• **GIVEN TASK**
Retype all the entries word for word, but omit the pictures.

═════ RECORDS FOR THE EXERCISE

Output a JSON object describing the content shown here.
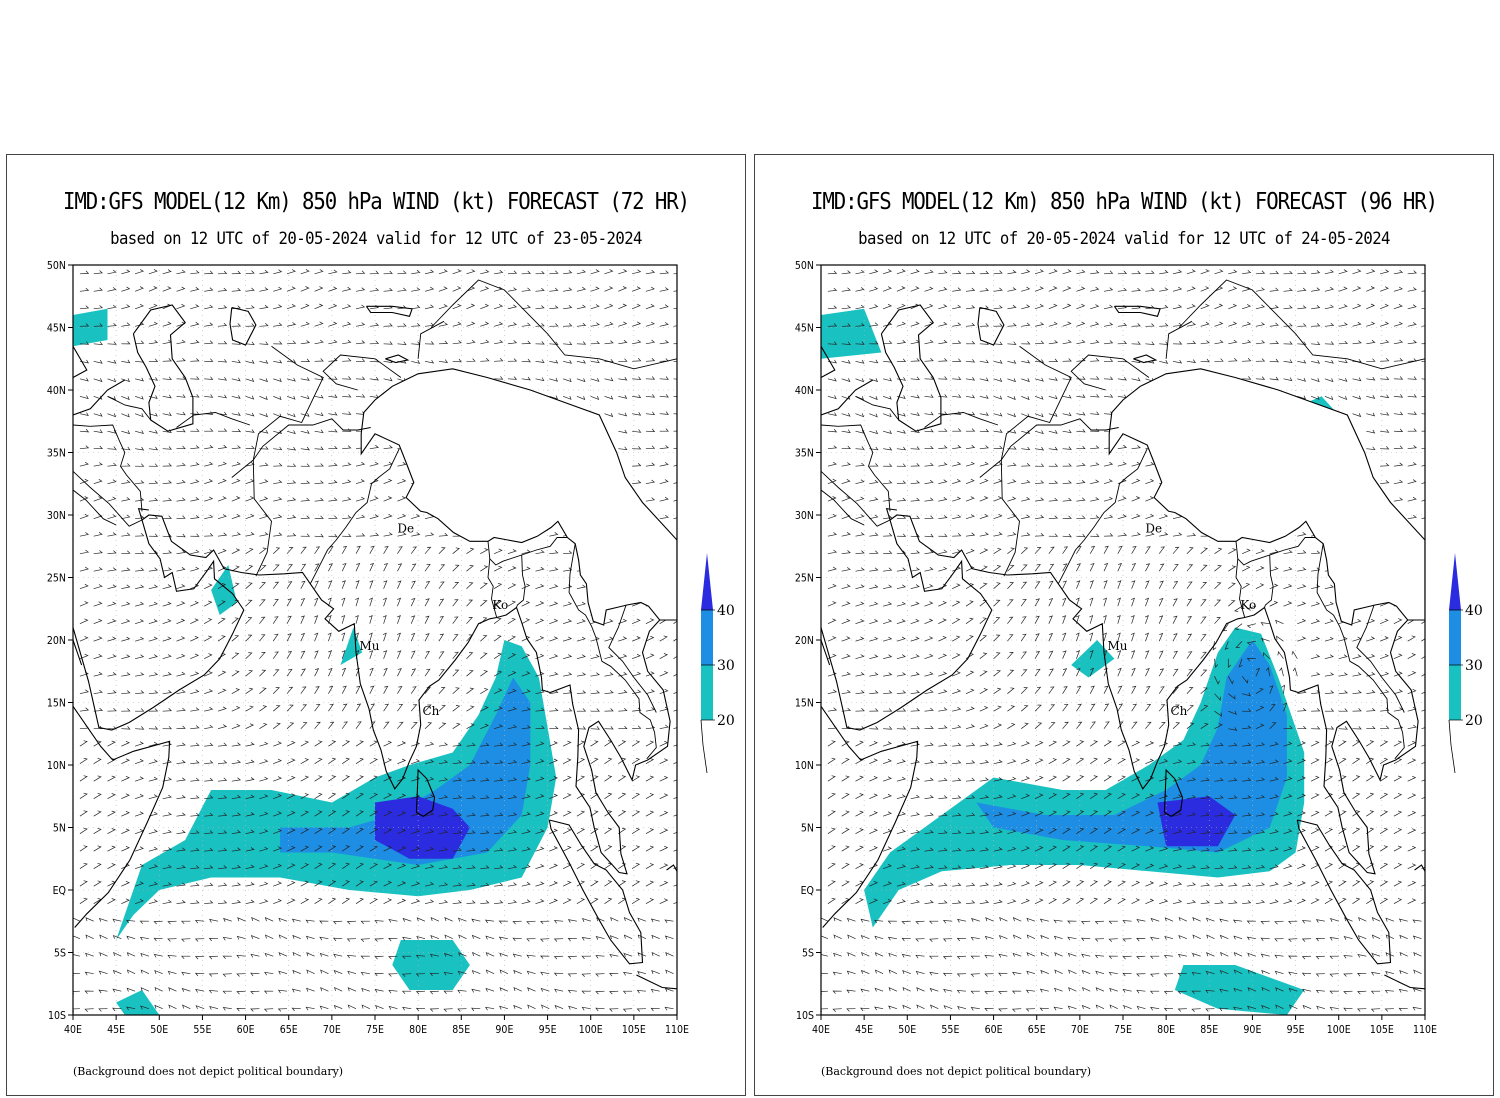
{
  "panels": [
    {
      "id": "left",
      "title": "IMD:GFS MODEL(12 Km) 850 hPa WIND (kt) FORECAST (72 HR)",
      "subtitle": "based on 12 UTC of 20-05-2024 valid for 12 UTC of 23-05-2024",
      "note": "(Background does not depict political boundary)",
      "forecast_hour": 72,
      "city_labels": [
        {
          "text": "Mu",
          "lon": 73.2,
          "lat": 19.2
        },
        {
          "text": "Ch",
          "lon": 80.5,
          "lat": 14.0
        },
        {
          "text": "Ko",
          "lon": 88.6,
          "lat": 22.5
        },
        {
          "text": "De",
          "lon": 77.6,
          "lat": 28.6
        }
      ],
      "wind_shading": [
        {
          "level": 20,
          "poly": [
            [
              45,
              -4
            ],
            [
              48,
              2
            ],
            [
              53,
              4
            ],
            [
              56,
              8
            ],
            [
              63,
              8
            ],
            [
              70,
              7
            ],
            [
              75,
              9
            ],
            [
              79,
              10
            ],
            [
              84,
              11
            ],
            [
              87,
              14
            ],
            [
              89,
              17
            ],
            [
              90,
              20
            ],
            [
              92,
              19.5
            ],
            [
              94,
              17
            ],
            [
              95,
              13
            ],
            [
              96,
              9
            ],
            [
              95,
              5
            ],
            [
              92,
              1
            ],
            [
              86,
              0
            ],
            [
              80,
              -0.5
            ],
            [
              72,
              0
            ],
            [
              64,
              1
            ],
            [
              56,
              1
            ],
            [
              50,
              0
            ],
            [
              47,
              -2
            ]
          ]
        },
        {
          "level": 20,
          "poly": [
            [
              78,
              -4
            ],
            [
              84,
              -4
            ],
            [
              86,
              -6
            ],
            [
              84,
              -8
            ],
            [
              79,
              -8
            ],
            [
              77,
              -6
            ]
          ]
        },
        {
          "level": 20,
          "poly": [
            [
              45,
              -9
            ],
            [
              48,
              -8
            ],
            [
              50,
              -10
            ],
            [
              46,
              -10
            ]
          ]
        },
        {
          "level": 20,
          "poly": [
            [
              56,
              24
            ],
            [
              58,
              26
            ],
            [
              59,
              23
            ],
            [
              57,
              22
            ]
          ]
        },
        {
          "level": 20,
          "poly": [
            [
              71,
              18
            ],
            [
              72.5,
              21
            ],
            [
              73.5,
              19
            ]
          ]
        },
        {
          "level": 20,
          "poly": [
            [
              40,
              46
            ],
            [
              44,
              46.5
            ],
            [
              44,
              44
            ],
            [
              40,
              43.5
            ]
          ]
        },
        {
          "level": 20,
          "poly": [
            [
              83,
              37.5
            ],
            [
              86,
              39
            ],
            [
              88,
              37.5
            ],
            [
              85,
              37
            ]
          ]
        },
        {
          "level": 30,
          "poly": [
            [
              64,
              5
            ],
            [
              72,
              5
            ],
            [
              77,
              6
            ],
            [
              82,
              8
            ],
            [
              86,
              10
            ],
            [
              89,
              14
            ],
            [
              91,
              17
            ],
            [
              93,
              15
            ],
            [
              93,
              10
            ],
            [
              92,
              6
            ],
            [
              88,
              3
            ],
            [
              80,
              2
            ],
            [
              70,
              3
            ],
            [
              64,
              3
            ]
          ]
        },
        {
          "level": 40,
          "poly": [
            [
              75,
              7
            ],
            [
              80,
              7.5
            ],
            [
              84,
              6.5
            ],
            [
              86,
              5
            ],
            [
              84,
              2.5
            ],
            [
              79,
              2.5
            ],
            [
              75,
              4
            ]
          ]
        }
      ]
    },
    {
      "id": "right",
      "title": "IMD:GFS MODEL(12 Km) 850 hPa WIND (kt) FORECAST (96 HR)",
      "subtitle": "based on 12 UTC of 20-05-2024 valid for 12 UTC of 24-05-2024",
      "note": "(Background does not depict political boundary)",
      "forecast_hour": 96,
      "city_labels": [
        {
          "text": "Mu",
          "lon": 73.2,
          "lat": 19.2
        },
        {
          "text": "Ch",
          "lon": 80.5,
          "lat": 14.0
        },
        {
          "text": "Ko",
          "lon": 88.6,
          "lat": 22.5
        },
        {
          "text": "De",
          "lon": 77.6,
          "lat": 28.6
        }
      ],
      "wind_shading": [
        {
          "level": 20,
          "poly": [
            [
              45,
              0
            ],
            [
              48,
              3
            ],
            [
              54,
              6
            ],
            [
              60,
              9
            ],
            [
              68,
              8
            ],
            [
              73,
              8
            ],
            [
              78,
              10
            ],
            [
              82,
              12
            ],
            [
              84,
              15
            ],
            [
              86,
              19
            ],
            [
              88,
              21
            ],
            [
              91,
              20.5
            ],
            [
              93,
              17
            ],
            [
              96,
              11
            ],
            [
              96,
              7
            ],
            [
              95,
              3
            ],
            [
              92,
              1.5
            ],
            [
              86,
              1
            ],
            [
              78,
              1.5
            ],
            [
              70,
              2
            ],
            [
              62,
              2
            ],
            [
              54,
              1.5
            ],
            [
              49,
              0
            ],
            [
              46,
              -3
            ]
          ]
        },
        {
          "level": 20,
          "poly": [
            [
              82,
              -6
            ],
            [
              88,
              -6
            ],
            [
              96,
              -8
            ],
            [
              94,
              -10
            ],
            [
              86,
              -9.5
            ],
            [
              81,
              -8
            ]
          ]
        },
        {
          "level": 20,
          "poly": [
            [
              40,
              46
            ],
            [
              45,
              46.5
            ],
            [
              47,
              43
            ],
            [
              40,
              42.5
            ]
          ]
        },
        {
          "level": 20,
          "poly": [
            [
              93,
              38
            ],
            [
              98,
              39.5
            ],
            [
              100,
              38
            ],
            [
              95,
              37
            ]
          ]
        },
        {
          "level": 20,
          "poly": [
            [
              69,
              18
            ],
            [
              72,
              20
            ],
            [
              74,
              18.5
            ],
            [
              71,
              17
            ]
          ]
        },
        {
          "level": 30,
          "poly": [
            [
              58,
              7
            ],
            [
              66,
              6
            ],
            [
              74,
              6
            ],
            [
              80,
              8
            ],
            [
              84,
              10
            ],
            [
              86,
              13
            ],
            [
              87,
              17
            ],
            [
              90,
              20
            ],
            [
              92,
              18
            ],
            [
              94,
              14
            ],
            [
              94,
              9
            ],
            [
              92,
              5
            ],
            [
              86,
              3
            ],
            [
              78,
              3.5
            ],
            [
              68,
              4
            ],
            [
              60,
              5
            ]
          ]
        },
        {
          "level": 40,
          "poly": [
            [
              79,
              7
            ],
            [
              85,
              7.5
            ],
            [
              88,
              6
            ],
            [
              86,
              3.5
            ],
            [
              80,
              3.5
            ]
          ]
        }
      ]
    }
  ],
  "colorbar": {
    "labels": [
      "40",
      "30",
      "20"
    ],
    "colors": {
      "level20": "#19c1c1",
      "level30": "#1d8ee3",
      "level40": "#2b2be0"
    }
  },
  "axes": {
    "lon_ticks": [
      "40E",
      "45E",
      "50E",
      "55E",
      "60E",
      "65E",
      "70E",
      "75E",
      "80E",
      "85E",
      "90E",
      "95E",
      "100E",
      "105E",
      "110E"
    ],
    "lat_ticks": [
      "50N",
      "45N",
      "40N",
      "35N",
      "30N",
      "25N",
      "20N",
      "15N",
      "10N",
      "5N",
      "EQ",
      "5S",
      "10S"
    ],
    "lon_range": [
      40,
      110
    ],
    "lat_range": [
      -10,
      50
    ]
  },
  "colors": {
    "land_line": "#000000",
    "barb": "#222222",
    "grid": "#b5b5b5",
    "colorbar_tip": "#2b2be0"
  }
}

══════════

• **SOLUTION TO THIS EXERCISE**
Output a JSON object describing the content shown here.
{
  "panels": [
    {
      "id": "left",
      "title": "IMD:GFS MODEL(12 Km) 850 hPa WIND (kt) FORECAST (72 HR)",
      "subtitle": "based on 12 UTC of 20-05-2024 valid for 12 UTC of 23-05-2024",
      "note": "(Background does not depict political boundary)",
      "forecast_hour": 72,
      "city_labels": [
        {
          "text": "Mu",
          "lon": 73.2,
          "lat": 19.2
        },
        {
          "text": "Ch",
          "lon": 80.5,
          "lat": 14.0
        },
        {
          "text": "Ko",
          "lon": 88.6,
          "lat": 22.5
        },
        {
          "text": "De",
          "lon": 77.6,
          "lat": 28.6
        }
      ],
      "wind_shading": [
        {
          "level": 20,
          "poly": [
            [
              45,
              -4
            ],
            [
              48,
              2
            ],
            [
              53,
              4
            ],
            [
              56,
              8
            ],
            [
              63,
              8
            ],
            [
              70,
              7
            ],
            [
              75,
              9
            ],
            [
              79,
              10
            ],
            [
              84,
              11
            ],
            [
              87,
              14
            ],
            [
              89,
              17
            ],
            [
              90,
              20
            ],
            [
              92,
              19.5
            ],
            [
              94,
              17
            ],
            [
              95,
              13
            ],
            [
              96,
              9
            ],
            [
              95,
              5
            ],
            [
              92,
              1
            ],
            [
              86,
              0
            ],
            [
              80,
              -0.5
            ],
            [
              72,
              0
            ],
            [
              64,
              1
            ],
            [
              56,
              1
            ],
            [
              50,
              0
            ],
            [
              47,
              -2
            ]
          ]
        },
        {
          "level": 20,
          "poly": [
            [
              78,
              -4
            ],
            [
              84,
              -4
            ],
            [
              86,
              -6
            ],
            [
              84,
              -8
            ],
            [
              79,
              -8
            ],
            [
              77,
              -6
            ]
          ]
        },
        {
          "level": 20,
          "poly": [
            [
              45,
              -9
            ],
            [
              48,
              -8
            ],
            [
              50,
              -10
            ],
            [
              46,
              -10
            ]
          ]
        },
        {
          "level": 20,
          "poly": [
            [
              56,
              24
            ],
            [
              58,
              26
            ],
            [
              59,
              23
            ],
            [
              57,
              22
            ]
          ]
        },
        {
          "level": 20,
          "poly": [
            [
              71,
              18
            ],
            [
              72.5,
              21
            ],
            [
              73.5,
              19
            ]
          ]
        },
        {
          "level": 20,
          "poly": [
            [
              40,
              46
            ],
            [
              44,
              46.5
            ],
            [
              44,
              44
            ],
            [
              40,
              43.5
            ]
          ]
        },
        {
          "level": 20,
          "poly": [
            [
              83,
              37.5
            ],
            [
              86,
              39
            ],
            [
              88,
              37.5
            ],
            [
              85,
              37
            ]
          ]
        },
        {
          "level": 30,
          "poly": [
            [
              64,
              5
            ],
            [
              72,
              5
            ],
            [
              77,
              6
            ],
            [
              82,
              8
            ],
            [
              86,
              10
            ],
            [
              89,
              14
            ],
            [
              91,
              17
            ],
            [
              93,
              15
            ],
            [
              93,
              10
            ],
            [
              92,
              6
            ],
            [
              88,
              3
            ],
            [
              80,
              2
            ],
            [
              70,
              3
            ],
            [
              64,
              3
            ]
          ]
        },
        {
          "level": 40,
          "poly": [
            [
              75,
              7
            ],
            [
              80,
              7.5
            ],
            [
              84,
              6.5
            ],
            [
              86,
              5
            ],
            [
              84,
              2.5
            ],
            [
              79,
              2.5
            ],
            [
              75,
              4
            ]
          ]
        }
      ]
    },
    {
      "id": "right",
      "title": "IMD:GFS MODEL(12 Km) 850 hPa WIND (kt) FORECAST (96 HR)",
      "subtitle": "based on 12 UTC of 20-05-2024 valid for 12 UTC of 24-05-2024",
      "note": "(Background does not depict political boundary)",
      "forecast_hour": 96,
      "city_labels": [
        {
          "text": "Mu",
          "lon": 73.2,
          "lat": 19.2
        },
        {
          "text": "Ch",
          "lon": 80.5,
          "lat": 14.0
        },
        {
          "text": "Ko",
          "lon": 88.6,
          "lat": 22.5
        },
        {
          "text": "De",
          "lon": 77.6,
          "lat": 28.6
        }
      ],
      "wind_shading": [
        {
          "level": 20,
          "poly": [
            [
              45,
              0
            ],
            [
              48,
              3
            ],
            [
              54,
              6
            ],
            [
              60,
              9
            ],
            [
              68,
              8
            ],
            [
              73,
              8
            ],
            [
              78,
              10
            ],
            [
              82,
              12
            ],
            [
              84,
              15
            ],
            [
              86,
              19
            ],
            [
              88,
              21
            ],
            [
              91,
              20.5
            ],
            [
              93,
              17
            ],
            [
              96,
              11
            ],
            [
              96,
              7
            ],
            [
              95,
              3
            ],
            [
              92,
              1.5
            ],
            [
              86,
              1
            ],
            [
              78,
              1.5
            ],
            [
              70,
              2
            ],
            [
              62,
              2
            ],
            [
              54,
              1.5
            ],
            [
              49,
              0
            ],
            [
              46,
              -3
            ]
          ]
        },
        {
          "level": 20,
          "poly": [
            [
              82,
              -6
            ],
            [
              88,
              -6
            ],
            [
              96,
              -8
            ],
            [
              94,
              -10
            ],
            [
              86,
              -9.5
            ],
            [
              81,
              -8
            ]
          ]
        },
        {
          "level": 20,
          "poly": [
            [
              40,
              46
            ],
            [
              45,
              46.5
            ],
            [
              47,
              43
            ],
            [
              40,
              42.5
            ]
          ]
        },
        {
          "level": 20,
          "poly": [
            [
              93,
              38
            ],
            [
              98,
              39.5
            ],
            [
              100,
              38
            ],
            [
              95,
              37
            ]
          ]
        },
        {
          "level": 20,
          "poly": [
            [
              69,
              18
            ],
            [
              72,
              20
            ],
            [
              74,
              18.5
            ],
            [
              71,
              17
            ]
          ]
        },
        {
          "level": 30,
          "poly": [
            [
              58,
              7
            ],
            [
              66,
              6
            ],
            [
              74,
              6
            ],
            [
              80,
              8
            ],
            [
              84,
              10
            ],
            [
              86,
              13
            ],
            [
              87,
              17
            ],
            [
              90,
              20
            ],
            [
              92,
              18
            ],
            [
              94,
              14
            ],
            [
              94,
              9
            ],
            [
              92,
              5
            ],
            [
              86,
              3
            ],
            [
              78,
              3.5
            ],
            [
              68,
              4
            ],
            [
              60,
              5
            ]
          ]
        },
        {
          "level": 40,
          "poly": [
            [
              79,
              7
            ],
            [
              85,
              7.5
            ],
            [
              88,
              6
            ],
            [
              86,
              3.5
            ],
            [
              80,
              3.5
            ]
          ]
        }
      ]
    }
  ],
  "colorbar": {
    "labels": [
      "40",
      "30",
      "20"
    ],
    "colors": {
      "level20": "#19c1c1",
      "level30": "#1d8ee3",
      "level40": "#2b2be0"
    }
  },
  "axes": {
    "lon_ticks": [
      "40E",
      "45E",
      "50E",
      "55E",
      "60E",
      "65E",
      "70E",
      "75E",
      "80E",
      "85E",
      "90E",
      "95E",
      "100E",
      "105E",
      "110E"
    ],
    "lat_ticks": [
      "50N",
      "45N",
      "40N",
      "35N",
      "30N",
      "25N",
      "20N",
      "15N",
      "10N",
      "5N",
      "EQ",
      "5S",
      "10S"
    ],
    "lon_range": [
      40,
      110
    ],
    "lat_range": [
      -10,
      50
    ]
  },
  "colors": {
    "land_line": "#000000",
    "barb": "#222222",
    "grid": "#b5b5b5",
    "colorbar_tip": "#2b2be0"
  }
}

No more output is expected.